++++ Records supplied
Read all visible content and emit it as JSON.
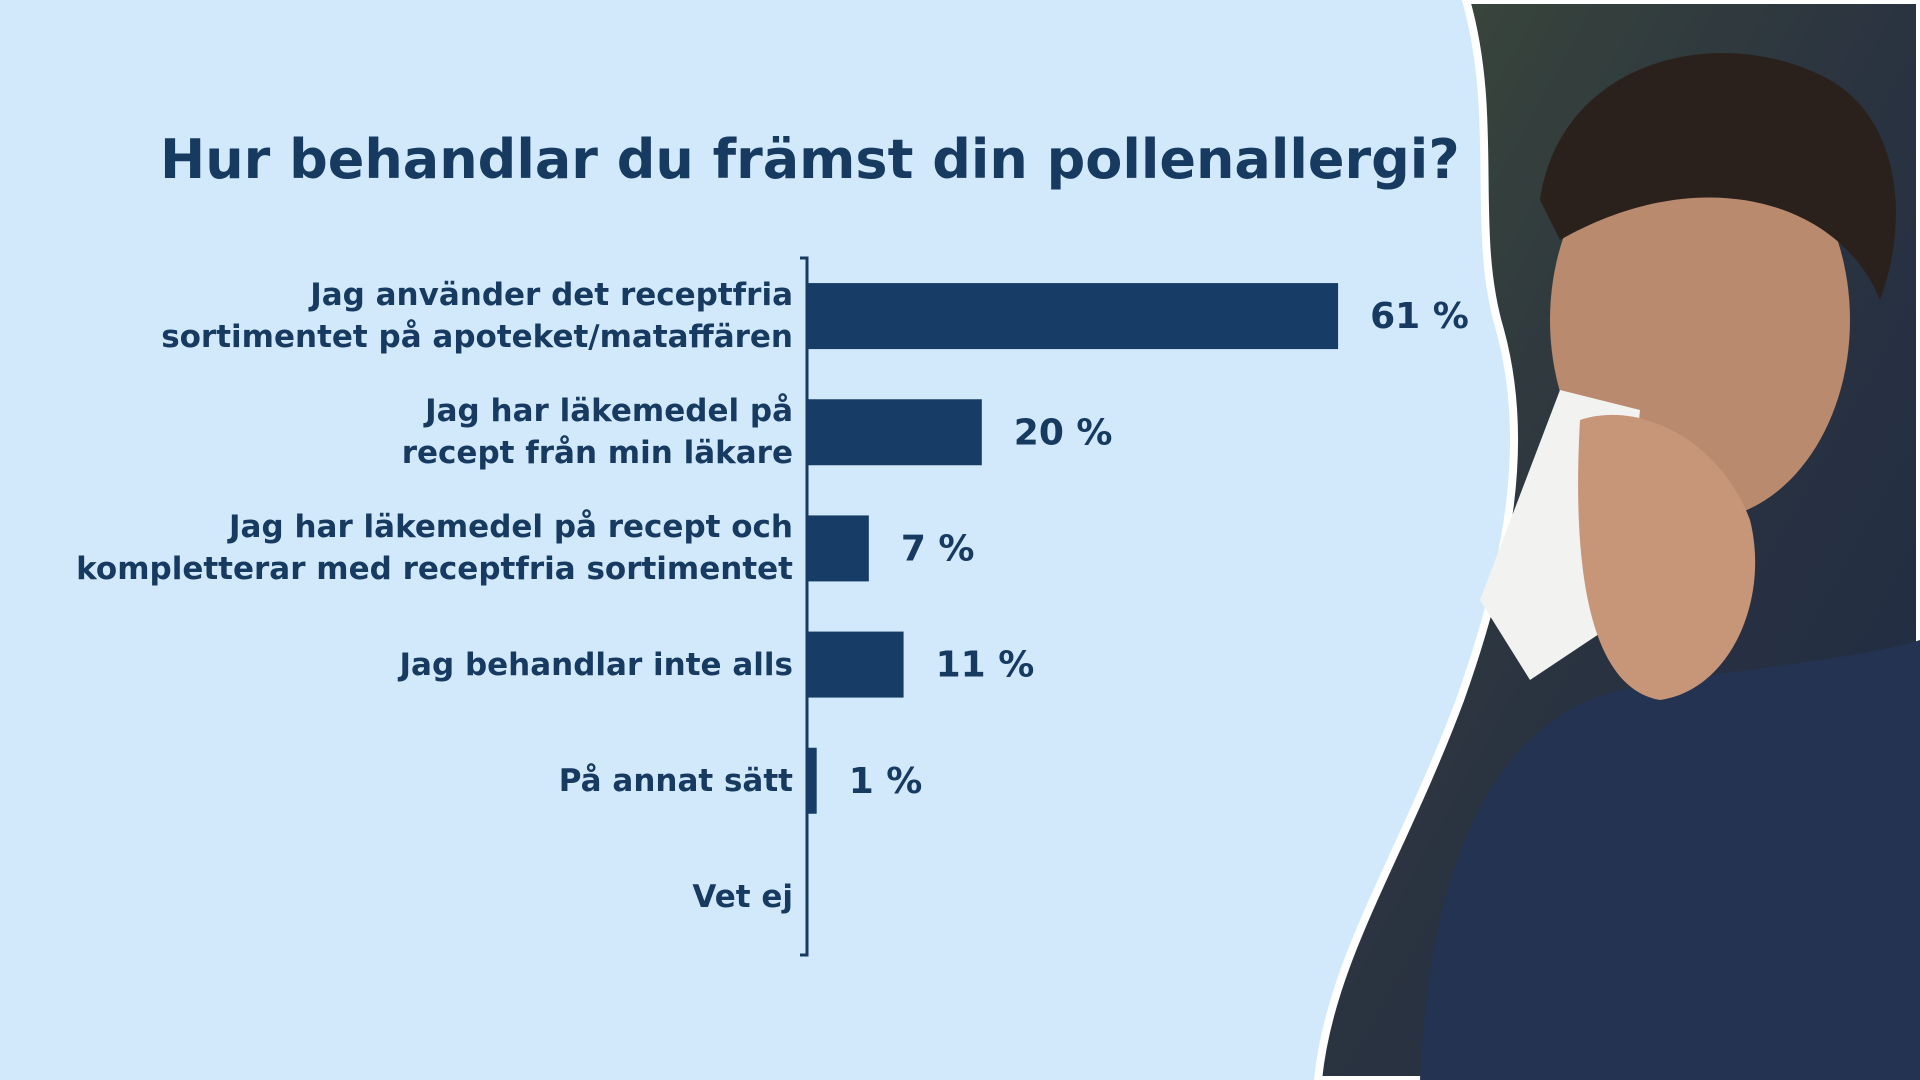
{
  "chart_data": {
    "type": "bar",
    "orientation": "horizontal",
    "title": "Hur behandlar du främst din pollenallergi?",
    "categories": [
      "Jag använder det receptfria\nsortimentet på apoteket/mataffären",
      "Jag har läkemedel på\nrecept från min läkare",
      "Jag har läkemedel på recept och\nkompletterar med receptfria sortimentet",
      "Jag behandlar inte alls",
      "På annat sätt",
      "Vet ej"
    ],
    "values": [
      61,
      20,
      7,
      11,
      1,
      null
    ],
    "value_labels": [
      "61 %",
      "20 %",
      "7 %",
      "11 %",
      "1 %",
      null
    ],
    "color": "#173d66",
    "xlim": [
      0,
      100
    ]
  }
}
++++++++
Required task:
From the records above, pull out each line that has "behandlar".

Solution:
    "title": "Hur behandlar du främst din pollenallergi?",
      "Jag behandlar inte alls",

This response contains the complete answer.